--- START Data lines ---

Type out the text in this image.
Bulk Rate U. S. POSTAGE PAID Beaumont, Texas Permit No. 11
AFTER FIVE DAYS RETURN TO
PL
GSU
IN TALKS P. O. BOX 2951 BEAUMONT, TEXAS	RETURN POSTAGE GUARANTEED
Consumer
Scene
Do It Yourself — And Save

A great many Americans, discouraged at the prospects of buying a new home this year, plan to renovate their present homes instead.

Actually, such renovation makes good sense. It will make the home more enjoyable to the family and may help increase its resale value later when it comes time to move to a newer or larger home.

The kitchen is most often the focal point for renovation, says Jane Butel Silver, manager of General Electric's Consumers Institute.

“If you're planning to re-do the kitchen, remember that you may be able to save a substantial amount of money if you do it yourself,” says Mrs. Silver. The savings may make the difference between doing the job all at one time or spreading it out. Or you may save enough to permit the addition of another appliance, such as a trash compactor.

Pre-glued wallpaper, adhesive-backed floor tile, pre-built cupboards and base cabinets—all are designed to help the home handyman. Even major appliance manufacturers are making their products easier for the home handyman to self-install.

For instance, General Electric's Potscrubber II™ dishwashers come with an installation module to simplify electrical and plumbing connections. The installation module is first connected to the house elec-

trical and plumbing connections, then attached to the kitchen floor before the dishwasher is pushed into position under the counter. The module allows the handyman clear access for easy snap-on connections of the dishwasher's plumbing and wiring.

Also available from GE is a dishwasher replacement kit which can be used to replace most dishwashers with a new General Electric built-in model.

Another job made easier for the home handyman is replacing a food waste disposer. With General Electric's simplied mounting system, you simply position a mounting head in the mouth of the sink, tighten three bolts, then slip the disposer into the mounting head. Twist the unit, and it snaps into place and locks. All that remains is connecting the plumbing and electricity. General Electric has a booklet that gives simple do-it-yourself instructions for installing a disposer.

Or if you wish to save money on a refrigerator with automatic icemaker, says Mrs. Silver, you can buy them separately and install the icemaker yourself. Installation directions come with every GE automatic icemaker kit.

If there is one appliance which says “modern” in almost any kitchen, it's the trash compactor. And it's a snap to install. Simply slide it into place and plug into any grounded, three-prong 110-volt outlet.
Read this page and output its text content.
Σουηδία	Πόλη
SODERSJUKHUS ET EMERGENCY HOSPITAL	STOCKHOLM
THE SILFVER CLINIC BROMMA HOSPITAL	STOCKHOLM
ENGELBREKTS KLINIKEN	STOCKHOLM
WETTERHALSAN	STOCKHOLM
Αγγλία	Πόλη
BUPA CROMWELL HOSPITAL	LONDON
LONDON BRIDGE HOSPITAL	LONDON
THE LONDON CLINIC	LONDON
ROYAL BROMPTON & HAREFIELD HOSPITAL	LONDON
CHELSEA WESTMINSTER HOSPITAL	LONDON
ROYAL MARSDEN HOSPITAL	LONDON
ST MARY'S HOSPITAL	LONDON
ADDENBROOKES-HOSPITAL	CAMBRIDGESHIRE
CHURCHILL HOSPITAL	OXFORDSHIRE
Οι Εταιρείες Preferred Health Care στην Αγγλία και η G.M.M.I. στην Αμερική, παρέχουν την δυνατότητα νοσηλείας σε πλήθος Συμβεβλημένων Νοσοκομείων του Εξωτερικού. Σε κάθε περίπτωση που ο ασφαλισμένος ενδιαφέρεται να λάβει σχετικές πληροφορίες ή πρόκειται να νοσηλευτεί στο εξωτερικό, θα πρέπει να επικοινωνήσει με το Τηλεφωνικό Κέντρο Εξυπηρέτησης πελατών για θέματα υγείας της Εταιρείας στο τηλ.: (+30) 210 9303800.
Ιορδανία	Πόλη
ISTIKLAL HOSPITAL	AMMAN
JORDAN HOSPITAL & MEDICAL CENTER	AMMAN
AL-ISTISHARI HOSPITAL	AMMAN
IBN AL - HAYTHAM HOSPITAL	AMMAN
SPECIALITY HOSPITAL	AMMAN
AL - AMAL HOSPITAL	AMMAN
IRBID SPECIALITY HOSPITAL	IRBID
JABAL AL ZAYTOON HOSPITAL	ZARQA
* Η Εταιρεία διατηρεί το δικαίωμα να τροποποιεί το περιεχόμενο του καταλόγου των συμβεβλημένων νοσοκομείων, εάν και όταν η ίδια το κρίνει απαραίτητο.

--- END Data lines ---

Look through the entries above; copy every line holding the string "Αγγλία".

Αγγλία	Πόλη
Οι Εταιρείες Preferred Health Care στην Αγγλία και η G.M.M.I. στην Αμερική, παρέχουν την δυνατότητα νοσηλείας σε πλήθος Συμβεβλημένων Νοσοκομείων του Εξωτερικού. Σε κάθε περίπτωση που ο ασφαλισμένος ενδιαφέρεται να λάβει σχετικές πληροφορίες ή πρόκειται να νοσηλευτεί στο εξωτερικό, θα πρέπει να επικοινωνήσει με το Τηλεφωνικό Κέντρο Εξυπηρέτησης πελατών για θέματα υγείας της Εταιρείας στο τηλ.: (+30) 210 9303800.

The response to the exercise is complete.